__Exercise objective__:
Every entry must be copied word for word.

__Data for the task__:
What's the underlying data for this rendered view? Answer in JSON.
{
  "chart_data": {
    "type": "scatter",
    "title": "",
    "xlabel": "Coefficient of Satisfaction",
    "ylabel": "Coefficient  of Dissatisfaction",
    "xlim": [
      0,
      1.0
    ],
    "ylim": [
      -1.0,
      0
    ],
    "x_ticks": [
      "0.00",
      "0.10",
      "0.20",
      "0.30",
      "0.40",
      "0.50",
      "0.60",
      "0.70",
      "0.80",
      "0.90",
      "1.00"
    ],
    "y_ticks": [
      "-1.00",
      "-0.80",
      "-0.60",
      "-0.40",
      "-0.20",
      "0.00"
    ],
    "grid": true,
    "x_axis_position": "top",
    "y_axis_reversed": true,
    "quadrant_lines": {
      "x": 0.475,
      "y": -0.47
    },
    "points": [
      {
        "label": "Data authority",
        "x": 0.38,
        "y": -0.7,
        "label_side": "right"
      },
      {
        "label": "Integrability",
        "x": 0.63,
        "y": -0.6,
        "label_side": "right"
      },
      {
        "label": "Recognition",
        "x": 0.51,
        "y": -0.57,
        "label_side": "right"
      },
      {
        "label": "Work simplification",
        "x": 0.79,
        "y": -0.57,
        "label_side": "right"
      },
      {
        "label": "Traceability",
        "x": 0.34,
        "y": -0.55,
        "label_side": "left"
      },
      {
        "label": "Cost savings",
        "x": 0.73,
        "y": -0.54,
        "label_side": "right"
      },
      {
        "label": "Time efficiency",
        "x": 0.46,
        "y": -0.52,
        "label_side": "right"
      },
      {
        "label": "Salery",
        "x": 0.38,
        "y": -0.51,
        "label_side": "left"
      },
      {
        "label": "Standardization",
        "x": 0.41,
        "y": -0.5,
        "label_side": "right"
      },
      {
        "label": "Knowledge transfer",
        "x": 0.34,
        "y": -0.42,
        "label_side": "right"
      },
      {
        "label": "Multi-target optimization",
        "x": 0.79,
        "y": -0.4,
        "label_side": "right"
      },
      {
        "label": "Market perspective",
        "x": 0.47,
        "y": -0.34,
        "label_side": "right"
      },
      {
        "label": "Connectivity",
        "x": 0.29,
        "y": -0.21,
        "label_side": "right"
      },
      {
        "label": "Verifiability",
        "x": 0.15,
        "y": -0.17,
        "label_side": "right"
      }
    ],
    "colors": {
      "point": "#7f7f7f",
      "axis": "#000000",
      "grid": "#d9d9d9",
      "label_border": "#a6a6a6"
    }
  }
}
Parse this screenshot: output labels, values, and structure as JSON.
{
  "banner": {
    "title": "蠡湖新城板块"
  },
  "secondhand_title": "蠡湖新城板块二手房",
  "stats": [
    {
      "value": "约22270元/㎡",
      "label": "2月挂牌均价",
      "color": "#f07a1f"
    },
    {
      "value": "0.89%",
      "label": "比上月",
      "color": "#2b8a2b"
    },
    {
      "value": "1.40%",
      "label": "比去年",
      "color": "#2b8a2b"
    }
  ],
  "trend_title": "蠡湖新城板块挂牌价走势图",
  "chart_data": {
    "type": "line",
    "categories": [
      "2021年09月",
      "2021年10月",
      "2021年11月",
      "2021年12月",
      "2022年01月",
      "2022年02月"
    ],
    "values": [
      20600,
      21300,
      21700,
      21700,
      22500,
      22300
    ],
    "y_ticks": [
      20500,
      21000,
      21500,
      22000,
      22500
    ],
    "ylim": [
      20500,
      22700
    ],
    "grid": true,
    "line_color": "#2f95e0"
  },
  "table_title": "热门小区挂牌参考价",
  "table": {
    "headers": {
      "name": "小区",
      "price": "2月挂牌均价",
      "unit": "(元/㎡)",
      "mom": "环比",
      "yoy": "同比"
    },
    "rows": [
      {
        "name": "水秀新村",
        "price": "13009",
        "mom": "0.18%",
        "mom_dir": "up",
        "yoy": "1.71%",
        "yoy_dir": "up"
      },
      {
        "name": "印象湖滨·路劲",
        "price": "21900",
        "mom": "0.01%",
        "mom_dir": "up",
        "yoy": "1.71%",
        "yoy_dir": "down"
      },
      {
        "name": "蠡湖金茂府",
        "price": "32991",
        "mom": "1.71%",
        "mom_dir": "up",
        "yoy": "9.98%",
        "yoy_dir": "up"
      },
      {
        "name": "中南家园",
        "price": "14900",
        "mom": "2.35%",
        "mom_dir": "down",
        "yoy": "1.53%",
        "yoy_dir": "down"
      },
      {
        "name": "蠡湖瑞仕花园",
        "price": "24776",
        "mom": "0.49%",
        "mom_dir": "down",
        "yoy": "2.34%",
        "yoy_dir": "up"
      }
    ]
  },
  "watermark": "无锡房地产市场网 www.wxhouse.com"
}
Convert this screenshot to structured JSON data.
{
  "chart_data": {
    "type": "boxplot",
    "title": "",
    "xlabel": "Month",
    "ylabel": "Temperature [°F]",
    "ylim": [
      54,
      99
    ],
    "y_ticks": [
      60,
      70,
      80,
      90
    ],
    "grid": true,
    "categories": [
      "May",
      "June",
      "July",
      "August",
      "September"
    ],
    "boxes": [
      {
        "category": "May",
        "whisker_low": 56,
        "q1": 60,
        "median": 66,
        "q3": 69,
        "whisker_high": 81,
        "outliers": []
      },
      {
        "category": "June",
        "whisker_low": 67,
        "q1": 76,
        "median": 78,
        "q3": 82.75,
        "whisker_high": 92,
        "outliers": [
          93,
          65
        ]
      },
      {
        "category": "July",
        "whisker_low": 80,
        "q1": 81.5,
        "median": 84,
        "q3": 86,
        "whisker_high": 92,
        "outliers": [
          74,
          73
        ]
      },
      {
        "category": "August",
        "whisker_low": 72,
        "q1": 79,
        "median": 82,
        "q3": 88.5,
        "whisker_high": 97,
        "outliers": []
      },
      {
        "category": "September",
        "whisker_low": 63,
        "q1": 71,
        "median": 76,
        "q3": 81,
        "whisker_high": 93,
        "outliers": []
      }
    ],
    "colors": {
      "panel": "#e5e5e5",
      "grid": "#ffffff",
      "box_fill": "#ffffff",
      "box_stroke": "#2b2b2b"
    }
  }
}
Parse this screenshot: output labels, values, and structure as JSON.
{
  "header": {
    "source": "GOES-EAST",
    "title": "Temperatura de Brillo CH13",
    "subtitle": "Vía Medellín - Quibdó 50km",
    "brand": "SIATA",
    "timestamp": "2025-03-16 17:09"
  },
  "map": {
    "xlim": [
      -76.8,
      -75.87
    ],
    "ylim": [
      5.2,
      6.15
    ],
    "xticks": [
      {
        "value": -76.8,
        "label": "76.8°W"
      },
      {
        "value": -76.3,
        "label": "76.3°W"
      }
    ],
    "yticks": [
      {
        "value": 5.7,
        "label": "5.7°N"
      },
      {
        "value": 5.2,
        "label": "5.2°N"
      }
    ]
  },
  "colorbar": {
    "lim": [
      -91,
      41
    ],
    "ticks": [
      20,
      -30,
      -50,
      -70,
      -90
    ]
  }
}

__Reply to the exercise__:
What's the underlying data for this rendered view? Answer in JSON.
{
  "chart_data": {
    "type": "scatter",
    "title": "",
    "xlabel": "Coefficient of Satisfaction",
    "ylabel": "Coefficient  of Dissatisfaction",
    "xlim": [
      0,
      1.0
    ],
    "ylim": [
      -1.0,
      0
    ],
    "x_ticks": [
      "0.00",
      "0.10",
      "0.20",
      "0.30",
      "0.40",
      "0.50",
      "0.60",
      "0.70",
      "0.80",
      "0.90",
      "1.00"
    ],
    "y_ticks": [
      "-1.00",
      "-0.80",
      "-0.60",
      "-0.40",
      "-0.20",
      "0.00"
    ],
    "grid": true,
    "x_axis_position": "top",
    "y_axis_reversed": true,
    "quadrant_lines": {
      "x": 0.475,
      "y": -0.47
    },
    "points": [
      {
        "label": "Data authority",
        "x": 0.38,
        "y": -0.7,
        "label_side": "right"
      },
      {
        "label": "Integrability",
        "x": 0.63,
        "y": -0.6,
        "label_side": "right"
      },
      {
        "label": "Recognition",
        "x": 0.51,
        "y": -0.57,
        "label_side": "right"
      },
      {
        "label": "Work simplification",
        "x": 0.79,
        "y": -0.57,
        "label_side": "right"
      },
      {
        "label": "Traceability",
        "x": 0.34,
        "y": -0.55,
        "label_side": "left"
      },
      {
        "label": "Cost savings",
        "x": 0.73,
        "y": -0.54,
        "label_side": "right"
      },
      {
        "label": "Time efficiency",
        "x": 0.46,
        "y": -0.52,
        "label_side": "right"
      },
      {
        "label": "Salery",
        "x": 0.38,
        "y": -0.51,
        "label_side": "left"
      },
      {
        "label": "Standardization",
        "x": 0.41,
        "y": -0.5,
        "label_side": "right"
      },
      {
        "label": "Knowledge transfer",
        "x": 0.34,
        "y": -0.42,
        "label_side": "right"
      },
      {
        "label": "Multi-target optimization",
        "x": 0.79,
        "y": -0.4,
        "label_side": "right"
      },
      {
        "label": "Market perspective",
        "x": 0.47,
        "y": -0.34,
        "label_side": "right"
      },
      {
        "label": "Connectivity",
        "x": 0.29,
        "y": -0.21,
        "label_side": "right"
      },
      {
        "label": "Verifiability",
        "x": 0.15,
        "y": -0.17,
        "label_side": "right"
      }
    ],
    "colors": {
      "point": "#7f7f7f",
      "axis": "#000000",
      "grid": "#d9d9d9",
      "label_border": "#a6a6a6"
    }
  }
}
Parse this screenshot: output labels, values, and structure as JSON.
{
  "banner": {
    "title": "蠡湖新城板块"
  },
  "secondhand_title": "蠡湖新城板块二手房",
  "stats": [
    {
      "value": "约22270元/㎡",
      "label": "2月挂牌均价",
      "color": "#f07a1f"
    },
    {
      "value": "0.89%",
      "label": "比上月",
      "color": "#2b8a2b"
    },
    {
      "value": "1.40%",
      "label": "比去年",
      "color": "#2b8a2b"
    }
  ],
  "trend_title": "蠡湖新城板块挂牌价走势图",
  "chart_data": {
    "type": "line",
    "categories": [
      "2021年09月",
      "2021年10月",
      "2021年11月",
      "2021年12月",
      "2022年01月",
      "2022年02月"
    ],
    "values": [
      20600,
      21300,
      21700,
      21700,
      22500,
      22300
    ],
    "y_ticks": [
      20500,
      21000,
      21500,
      22000,
      22500
    ],
    "ylim": [
      20500,
      22700
    ],
    "grid": true,
    "line_color": "#2f95e0"
  },
  "table_title": "热门小区挂牌参考价",
  "table": {
    "headers": {
      "name": "小区",
      "price": "2月挂牌均价",
      "unit": "(元/㎡)",
      "mom": "环比",
      "yoy": "同比"
    },
    "rows": [
      {
        "name": "水秀新村",
        "price": "13009",
        "mom": "0.18%",
        "mom_dir": "up",
        "yoy": "1.71%",
        "yoy_dir": "up"
      },
      {
        "name": "印象湖滨·路劲",
        "price": "21900",
        "mom": "0.01%",
        "mom_dir": "up",
        "yoy": "1.71%",
        "yoy_dir": "down"
      },
      {
        "name": "蠡湖金茂府",
        "price": "32991",
        "mom": "1.71%",
        "mom_dir": "up",
        "yoy": "9.98%",
        "yoy_dir": "up"
      },
      {
        "name": "中南家园",
        "price": "14900",
        "mom": "2.35%",
        "mom_dir": "down",
        "yoy": "1.53%",
        "yoy_dir": "down"
      },
      {
        "name": "蠡湖瑞仕花园",
        "price": "24776",
        "mom": "0.49%",
        "mom_dir": "down",
        "yoy": "2.34%",
        "yoy_dir": "up"
      }
    ]
  },
  "watermark": "无锡房地产市场网 www.wxhouse.com"
}
Convert this screenshot to structured JSON data.
{
  "chart_data": {
    "type": "boxplot",
    "title": "",
    "xlabel": "Month",
    "ylabel": "Temperature [°F]",
    "ylim": [
      54,
      99
    ],
    "y_ticks": [
      60,
      70,
      80,
      90
    ],
    "grid": true,
    "categories": [
      "May",
      "June",
      "July",
      "August",
      "September"
    ],
    "boxes": [
      {
        "category": "May",
        "whisker_low": 56,
        "q1": 60,
        "median": 66,
        "q3": 69,
        "whisker_high": 81,
        "outliers": []
      },
      {
        "category": "June",
        "whisker_low": 67,
        "q1": 76,
        "median": 78,
        "q3": 82.75,
        "whisker_high": 92,
        "outliers": [
          93,
          65
        ]
      },
      {
        "category": "July",
        "whisker_low": 80,
        "q1": 81.5,
        "median": 84,
        "q3": 86,
        "whisker_high": 92,
        "outliers": [
          74,
          73
        ]
      },
      {
        "category": "August",
        "whisker_low": 72,
        "q1": 79,
        "median": 82,
        "q3": 88.5,
        "whisker_high": 97,
        "outliers": []
      },
      {
        "category": "September",
        "whisker_low": 63,
        "q1": 71,
        "median": 76,
        "q3": 81,
        "whisker_high": 93,
        "outliers": []
      }
    ],
    "colors": {
      "panel": "#e5e5e5",
      "grid": "#ffffff",
      "box_fill": "#ffffff",
      "box_stroke": "#2b2b2b"
    }
  }
}
Parse this screenshot: output labels, values, and structure as JSON.
{
  "header": {
    "source": "GOES-EAST",
    "title": "Temperatura de Brillo CH13",
    "subtitle": "Vía Medellín - Quibdó 50km",
    "brand": "SIATA",
    "timestamp": "2025-03-16 17:09"
  },
  "map": {
    "xlim": [
      -76.8,
      -75.87
    ],
    "ylim": [
      5.2,
      6.15
    ],
    "xticks": [
      {
        "value": -76.8,
        "label": "76.8°W"
      },
      {
        "value": -76.3,
        "label": "76.3°W"
      }
    ],
    "yticks": [
      {
        "value": 5.7,
        "label": "5.7°N"
      },
      {
        "value": 5.2,
        "label": "5.2°N"
      }
    ]
  },
  "colorbar": {
    "lim": [
      -91,
      41
    ],
    "ticks": [
      20,
      -30,
      -50,
      -70,
      -90
    ]
  }
}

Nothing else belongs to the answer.